Every line that holds "source" should be shown.
──────── Extracted information
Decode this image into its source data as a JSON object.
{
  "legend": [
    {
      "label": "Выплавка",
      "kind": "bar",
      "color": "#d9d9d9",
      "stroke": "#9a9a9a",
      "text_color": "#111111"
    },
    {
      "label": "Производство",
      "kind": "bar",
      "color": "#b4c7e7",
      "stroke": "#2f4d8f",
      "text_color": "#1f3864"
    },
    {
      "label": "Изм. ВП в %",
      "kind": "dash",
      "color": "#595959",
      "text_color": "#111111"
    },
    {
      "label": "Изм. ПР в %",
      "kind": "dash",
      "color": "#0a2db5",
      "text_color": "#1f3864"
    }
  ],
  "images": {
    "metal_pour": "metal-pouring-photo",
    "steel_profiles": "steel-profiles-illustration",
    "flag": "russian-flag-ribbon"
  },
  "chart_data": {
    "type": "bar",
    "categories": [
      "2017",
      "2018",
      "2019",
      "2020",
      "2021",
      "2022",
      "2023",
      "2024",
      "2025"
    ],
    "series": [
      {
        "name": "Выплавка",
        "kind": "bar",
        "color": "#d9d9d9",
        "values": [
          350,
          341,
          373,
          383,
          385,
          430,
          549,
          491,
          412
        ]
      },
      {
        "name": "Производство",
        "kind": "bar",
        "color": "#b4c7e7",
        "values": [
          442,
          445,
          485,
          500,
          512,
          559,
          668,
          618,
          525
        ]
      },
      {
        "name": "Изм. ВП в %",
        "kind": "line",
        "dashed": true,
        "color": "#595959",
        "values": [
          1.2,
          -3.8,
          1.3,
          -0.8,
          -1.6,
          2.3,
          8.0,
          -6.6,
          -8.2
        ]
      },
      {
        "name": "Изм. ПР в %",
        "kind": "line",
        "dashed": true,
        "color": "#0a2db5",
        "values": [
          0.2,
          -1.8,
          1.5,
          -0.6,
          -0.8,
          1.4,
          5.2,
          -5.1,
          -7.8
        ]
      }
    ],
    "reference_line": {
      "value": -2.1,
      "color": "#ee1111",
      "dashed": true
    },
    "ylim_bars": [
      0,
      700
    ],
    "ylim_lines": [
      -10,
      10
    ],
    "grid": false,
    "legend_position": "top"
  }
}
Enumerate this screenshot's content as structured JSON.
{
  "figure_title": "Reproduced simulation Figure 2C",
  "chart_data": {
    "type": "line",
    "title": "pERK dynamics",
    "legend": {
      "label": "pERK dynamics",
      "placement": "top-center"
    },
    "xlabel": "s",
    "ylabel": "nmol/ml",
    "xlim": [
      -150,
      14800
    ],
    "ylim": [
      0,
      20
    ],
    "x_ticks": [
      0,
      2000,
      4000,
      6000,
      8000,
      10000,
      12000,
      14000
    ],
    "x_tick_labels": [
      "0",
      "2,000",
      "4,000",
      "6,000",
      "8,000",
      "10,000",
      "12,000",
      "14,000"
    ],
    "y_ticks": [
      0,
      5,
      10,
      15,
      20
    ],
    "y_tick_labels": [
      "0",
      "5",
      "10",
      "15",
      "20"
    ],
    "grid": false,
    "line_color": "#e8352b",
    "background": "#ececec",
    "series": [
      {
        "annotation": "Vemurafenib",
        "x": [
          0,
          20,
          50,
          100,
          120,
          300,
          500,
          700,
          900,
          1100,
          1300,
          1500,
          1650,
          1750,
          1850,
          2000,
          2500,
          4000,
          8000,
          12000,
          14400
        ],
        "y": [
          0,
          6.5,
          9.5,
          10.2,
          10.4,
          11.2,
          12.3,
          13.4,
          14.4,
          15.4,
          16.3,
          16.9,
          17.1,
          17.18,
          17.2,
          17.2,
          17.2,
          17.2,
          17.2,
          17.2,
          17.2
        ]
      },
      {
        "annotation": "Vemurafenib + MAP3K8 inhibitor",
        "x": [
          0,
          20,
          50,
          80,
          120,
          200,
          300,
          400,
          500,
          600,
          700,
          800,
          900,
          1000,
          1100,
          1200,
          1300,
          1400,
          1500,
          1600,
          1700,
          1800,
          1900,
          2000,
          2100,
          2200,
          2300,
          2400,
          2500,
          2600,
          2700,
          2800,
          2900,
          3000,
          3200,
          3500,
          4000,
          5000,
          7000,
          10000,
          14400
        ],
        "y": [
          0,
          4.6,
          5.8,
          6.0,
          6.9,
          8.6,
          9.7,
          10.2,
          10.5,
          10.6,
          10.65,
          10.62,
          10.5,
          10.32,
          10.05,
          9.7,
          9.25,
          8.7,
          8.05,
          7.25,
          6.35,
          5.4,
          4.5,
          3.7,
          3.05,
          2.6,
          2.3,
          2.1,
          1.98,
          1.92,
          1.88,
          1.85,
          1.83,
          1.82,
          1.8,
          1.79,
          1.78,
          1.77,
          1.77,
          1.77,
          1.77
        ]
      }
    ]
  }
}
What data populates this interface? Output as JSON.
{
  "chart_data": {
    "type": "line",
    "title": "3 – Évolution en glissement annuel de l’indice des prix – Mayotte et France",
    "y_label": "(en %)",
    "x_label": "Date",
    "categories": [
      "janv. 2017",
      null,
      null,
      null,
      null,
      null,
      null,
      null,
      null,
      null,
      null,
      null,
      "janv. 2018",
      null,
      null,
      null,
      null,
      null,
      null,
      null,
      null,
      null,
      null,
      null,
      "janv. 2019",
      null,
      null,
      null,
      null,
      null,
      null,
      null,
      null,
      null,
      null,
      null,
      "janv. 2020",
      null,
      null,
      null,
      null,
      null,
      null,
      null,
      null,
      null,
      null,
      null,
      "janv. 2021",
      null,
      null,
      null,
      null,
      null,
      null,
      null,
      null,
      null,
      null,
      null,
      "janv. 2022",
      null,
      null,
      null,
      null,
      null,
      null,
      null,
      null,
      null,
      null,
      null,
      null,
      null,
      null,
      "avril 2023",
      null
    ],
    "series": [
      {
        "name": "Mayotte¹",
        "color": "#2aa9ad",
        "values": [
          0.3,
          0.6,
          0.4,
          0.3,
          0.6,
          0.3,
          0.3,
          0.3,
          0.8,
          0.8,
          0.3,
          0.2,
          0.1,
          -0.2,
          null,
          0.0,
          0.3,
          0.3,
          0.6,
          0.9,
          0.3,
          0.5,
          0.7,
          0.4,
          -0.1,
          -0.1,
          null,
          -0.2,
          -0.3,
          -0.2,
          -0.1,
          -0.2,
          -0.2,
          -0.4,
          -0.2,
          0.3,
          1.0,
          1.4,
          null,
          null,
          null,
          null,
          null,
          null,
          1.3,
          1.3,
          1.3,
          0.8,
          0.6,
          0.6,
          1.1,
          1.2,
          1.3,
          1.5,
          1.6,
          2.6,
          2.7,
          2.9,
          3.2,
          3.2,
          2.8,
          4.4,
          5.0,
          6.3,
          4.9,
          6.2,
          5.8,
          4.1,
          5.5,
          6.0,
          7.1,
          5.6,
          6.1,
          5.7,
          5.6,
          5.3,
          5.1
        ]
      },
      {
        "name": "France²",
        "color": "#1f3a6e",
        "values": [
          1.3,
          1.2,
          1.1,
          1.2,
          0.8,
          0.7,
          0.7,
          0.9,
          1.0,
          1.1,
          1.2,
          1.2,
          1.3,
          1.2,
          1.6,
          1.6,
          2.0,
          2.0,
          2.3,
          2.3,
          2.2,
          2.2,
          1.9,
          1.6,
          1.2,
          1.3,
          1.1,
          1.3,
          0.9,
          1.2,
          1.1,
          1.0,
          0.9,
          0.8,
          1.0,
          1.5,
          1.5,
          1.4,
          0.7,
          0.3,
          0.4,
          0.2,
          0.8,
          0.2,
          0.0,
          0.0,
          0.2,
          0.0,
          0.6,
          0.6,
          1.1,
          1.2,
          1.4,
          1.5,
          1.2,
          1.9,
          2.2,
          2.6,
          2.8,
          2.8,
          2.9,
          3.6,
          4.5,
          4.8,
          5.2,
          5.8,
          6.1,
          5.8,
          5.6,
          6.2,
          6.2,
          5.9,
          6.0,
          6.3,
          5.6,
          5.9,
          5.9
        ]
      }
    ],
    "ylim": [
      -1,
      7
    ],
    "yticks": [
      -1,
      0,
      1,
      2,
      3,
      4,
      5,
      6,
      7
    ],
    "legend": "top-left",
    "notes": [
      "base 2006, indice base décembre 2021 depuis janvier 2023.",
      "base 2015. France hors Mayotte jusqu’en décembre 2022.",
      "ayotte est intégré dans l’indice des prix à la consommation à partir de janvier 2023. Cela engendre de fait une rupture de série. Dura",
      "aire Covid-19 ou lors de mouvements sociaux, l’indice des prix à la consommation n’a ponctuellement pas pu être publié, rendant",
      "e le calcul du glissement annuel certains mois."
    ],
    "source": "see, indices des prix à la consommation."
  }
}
────────────────
:: Output ::
Decode this image into its source data as a JSON object.
    "source": "see, indices des prix à la consommation."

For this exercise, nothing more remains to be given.